* **Stated task**:
Gather every line holding the string "sont".
* * * *
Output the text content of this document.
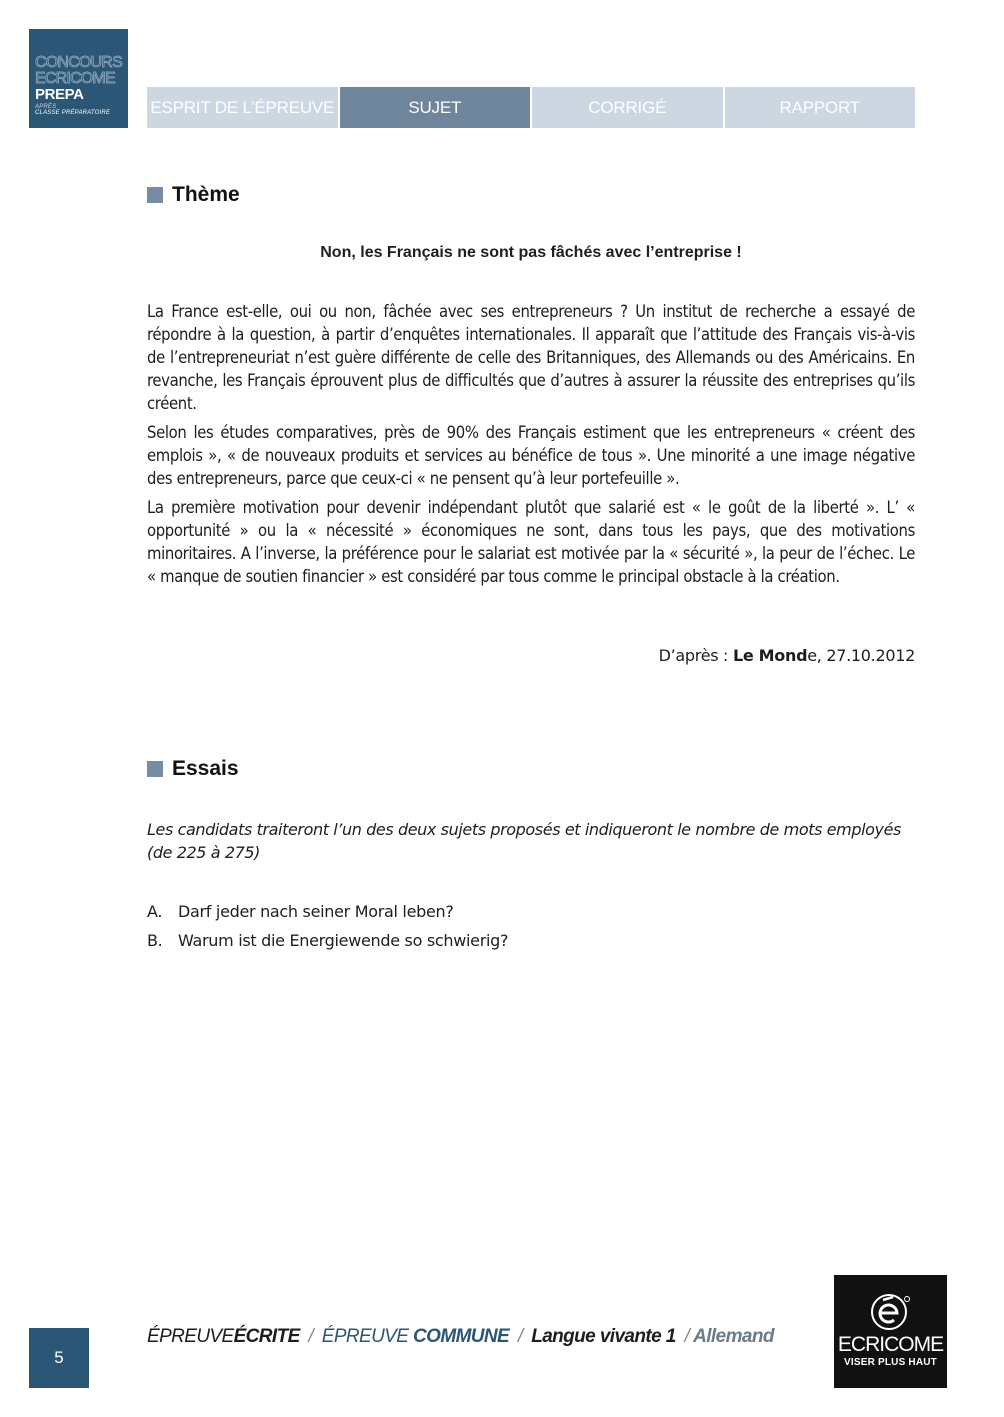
CONCOURS
ECRICOME
PREPA
APRÈS
CLASSE PRÉPARATOIRE	ESPRIT DE L’ÉPREUVE	SUJET	CORRIGÉ	RAPPORT
Thème
Non, les Français ne sont pas fâchés avec l’entreprise !

La France est-elle, oui ou non, fâchée avec ses entrepreneurs ? Un institut de recherche a essayé de répondre à la question, à partir d’enquêtes internationales. Il apparaît que l’attitude des Français vis-à-vis de l’entrepreneuriat n’est guère différente de celle des Britanniques, des Allemands ou des Américains. En revanche, les Français éprouvent plus de difficultés que d’autres à assurer la réussite des entreprises qu’ils créent.

Selon les études comparatives, près de 90% des Français estiment que les entrepreneurs « créent des emplois », « de nouveaux produits et services au bénéfice de tous ». Une minorité a une image négative des entrepreneurs, parce que ceux-ci « ne pensent qu’à leur portefeuille ».

La première motivation pour devenir indépendant plutôt que salarié est « le goût de la liberté ». L’ « opportunité » ou la « nécessité » économiques ne sont, dans tous les pays, que des motivations minoritaires. A l’inverse, la préférence pour le salariat est motivée par la « sécurité », la peur de l’échec. Le « manque de soutien financier » est considéré par tous comme le principal obstacle à la création.

D’après : Le Monde, 27.10.2012
Essais
Les candidats traiteront l’un des deux sujets proposés et indiqueront le nombre de mots employés (de 225 à 275)
A. Darf jeder nach seiner Moral leben?
B. Warum ist die Energiewende so schwierig?
5
ÉPREUVEÉCRITE / ÉPREUVE COMMUNE / Langue vivante 1 / Allemand	ECRICOME
VISER PLUS HAUT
* * * *
* **Solved problem**:
Non, les Français ne sont pas fâchés avec l’entreprise !
La première motivation pour devenir indépendant plutôt que salarié est « le goût de la liberté ». L’ « opportunité » ou la « nécessité » économiques ne sont, dans tous les pays, que des motivations minoritaires. A l’inverse, la préférence pour le salariat est motivée par la « sécurité », la peur de l’échec. Le « manque de soutien financier » est considéré par tous comme le principal obstacle à la création.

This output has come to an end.